== DATASET RECORDS
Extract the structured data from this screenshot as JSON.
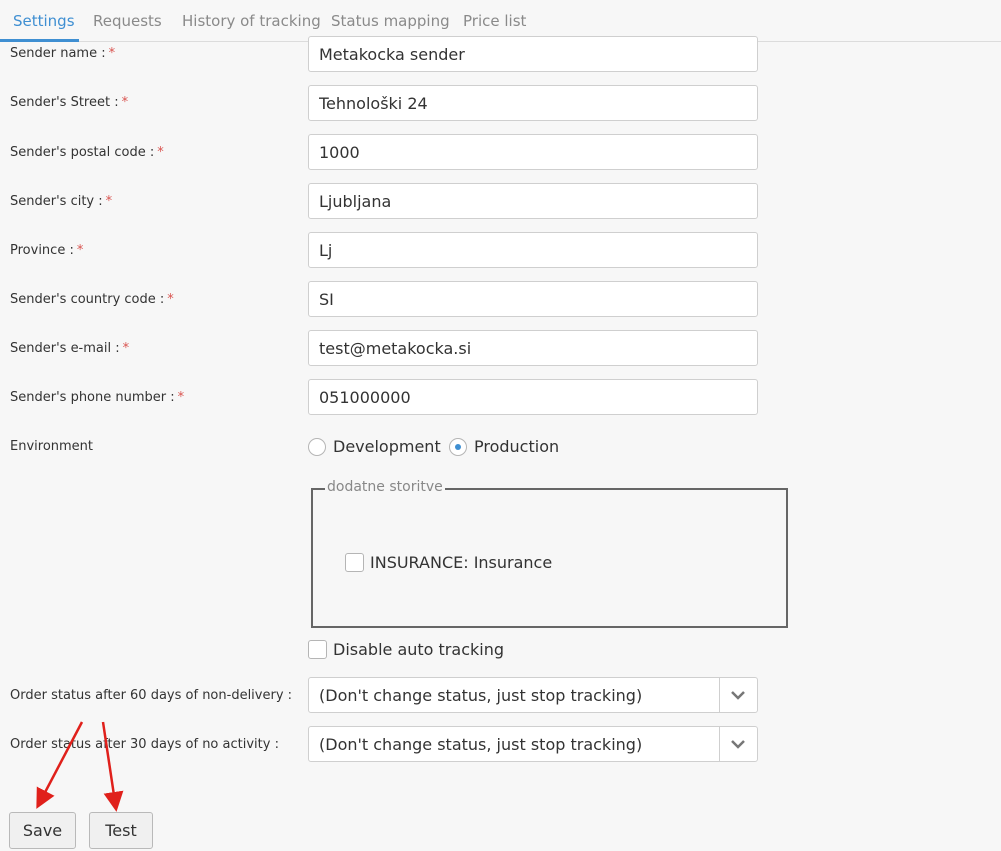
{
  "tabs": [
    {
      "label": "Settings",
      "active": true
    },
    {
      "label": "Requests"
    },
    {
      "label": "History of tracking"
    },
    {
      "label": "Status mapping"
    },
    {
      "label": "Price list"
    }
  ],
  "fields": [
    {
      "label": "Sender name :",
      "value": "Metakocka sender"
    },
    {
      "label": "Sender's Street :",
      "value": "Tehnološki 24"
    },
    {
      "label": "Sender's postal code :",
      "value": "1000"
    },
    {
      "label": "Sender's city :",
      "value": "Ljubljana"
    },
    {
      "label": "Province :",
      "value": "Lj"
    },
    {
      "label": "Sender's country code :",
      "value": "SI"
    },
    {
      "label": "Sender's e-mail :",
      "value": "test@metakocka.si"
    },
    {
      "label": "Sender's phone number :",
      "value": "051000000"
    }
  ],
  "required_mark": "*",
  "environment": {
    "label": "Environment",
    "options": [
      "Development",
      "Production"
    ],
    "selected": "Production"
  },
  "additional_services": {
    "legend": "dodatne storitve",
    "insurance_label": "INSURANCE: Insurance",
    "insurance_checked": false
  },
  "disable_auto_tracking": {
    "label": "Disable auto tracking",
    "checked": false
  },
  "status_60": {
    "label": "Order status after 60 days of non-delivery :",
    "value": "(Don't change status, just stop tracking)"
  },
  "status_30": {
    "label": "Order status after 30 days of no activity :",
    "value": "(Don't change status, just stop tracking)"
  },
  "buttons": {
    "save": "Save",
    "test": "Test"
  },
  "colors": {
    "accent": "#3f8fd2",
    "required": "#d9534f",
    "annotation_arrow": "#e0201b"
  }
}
====
__EXERCISE OBJECTIVE__.
Quote each line of the listing exactly, but leave the pictures out.

__EXERCISE RESULT__.
Extract the structured data from this screenshot as JSON.
{
  "tabs": [
    {
      "label": "Settings",
      "active": true
    },
    {
      "label": "Requests"
    },
    {
      "label": "History of tracking"
    },
    {
      "label": "Status mapping"
    },
    {
      "label": "Price list"
    }
  ],
  "fields": [
    {
      "label": "Sender name :",
      "value": "Metakocka sender"
    },
    {
      "label": "Sender's Street :",
      "value": "Tehnološki 24"
    },
    {
      "label": "Sender's postal code :",
      "value": "1000"
    },
    {
      "label": "Sender's city :",
      "value": "Ljubljana"
    },
    {
      "label": "Province :",
      "value": "Lj"
    },
    {
      "label": "Sender's country code :",
      "value": "SI"
    },
    {
      "label": "Sender's e-mail :",
      "value": "test@metakocka.si"
    },
    {
      "label": "Sender's phone number :",
      "value": "051000000"
    }
  ],
  "required_mark": "*",
  "environment": {
    "label": "Environment",
    "options": [
      "Development",
      "Production"
    ],
    "selected": "Production"
  },
  "additional_services": {
    "legend": "dodatne storitve",
    "insurance_label": "INSURANCE: Insurance",
    "insurance_checked": false
  },
  "disable_auto_tracking": {
    "label": "Disable auto tracking",
    "checked": false
  },
  "status_60": {
    "label": "Order status after 60 days of non-delivery :",
    "value": "(Don't change status, just stop tracking)"
  },
  "status_30": {
    "label": "Order status after 30 days of no activity :",
    "value": "(Don't change status, just stop tracking)"
  },
  "buttons": {
    "save": "Save",
    "test": "Test"
  },
  "colors": {
    "accent": "#3f8fd2",
    "required": "#d9534f",
    "annotation_arrow": "#e0201b"
  }
}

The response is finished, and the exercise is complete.